**Data entries for graphics**.
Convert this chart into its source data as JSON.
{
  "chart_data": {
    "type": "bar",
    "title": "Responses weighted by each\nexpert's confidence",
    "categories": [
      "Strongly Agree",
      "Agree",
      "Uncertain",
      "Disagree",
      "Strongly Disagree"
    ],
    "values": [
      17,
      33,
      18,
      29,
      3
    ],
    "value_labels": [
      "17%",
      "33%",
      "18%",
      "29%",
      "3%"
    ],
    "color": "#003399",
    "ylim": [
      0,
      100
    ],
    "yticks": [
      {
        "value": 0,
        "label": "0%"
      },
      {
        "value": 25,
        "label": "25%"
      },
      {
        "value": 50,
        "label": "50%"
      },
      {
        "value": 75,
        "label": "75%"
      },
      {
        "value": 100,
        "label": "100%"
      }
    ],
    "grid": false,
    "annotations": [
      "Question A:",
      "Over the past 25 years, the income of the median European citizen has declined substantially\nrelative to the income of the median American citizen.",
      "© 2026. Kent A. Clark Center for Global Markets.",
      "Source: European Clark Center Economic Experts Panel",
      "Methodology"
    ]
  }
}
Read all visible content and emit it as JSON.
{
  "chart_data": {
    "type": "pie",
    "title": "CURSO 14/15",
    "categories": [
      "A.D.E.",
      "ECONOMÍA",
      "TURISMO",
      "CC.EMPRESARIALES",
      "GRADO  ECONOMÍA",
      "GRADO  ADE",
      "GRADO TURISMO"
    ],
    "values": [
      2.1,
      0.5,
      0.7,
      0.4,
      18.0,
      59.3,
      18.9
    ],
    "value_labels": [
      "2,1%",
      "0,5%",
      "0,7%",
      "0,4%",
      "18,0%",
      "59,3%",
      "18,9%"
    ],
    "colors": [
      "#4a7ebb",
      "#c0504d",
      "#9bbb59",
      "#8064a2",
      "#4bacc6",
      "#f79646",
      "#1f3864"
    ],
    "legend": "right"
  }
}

**Description of the task**.
Pull out the lines above in which the word "Clark" appears.

**Problem solution**.
      "© 2026. Kent A. Clark Center for Global Markets.",
      "Source: European Clark Center Economic Experts Panel",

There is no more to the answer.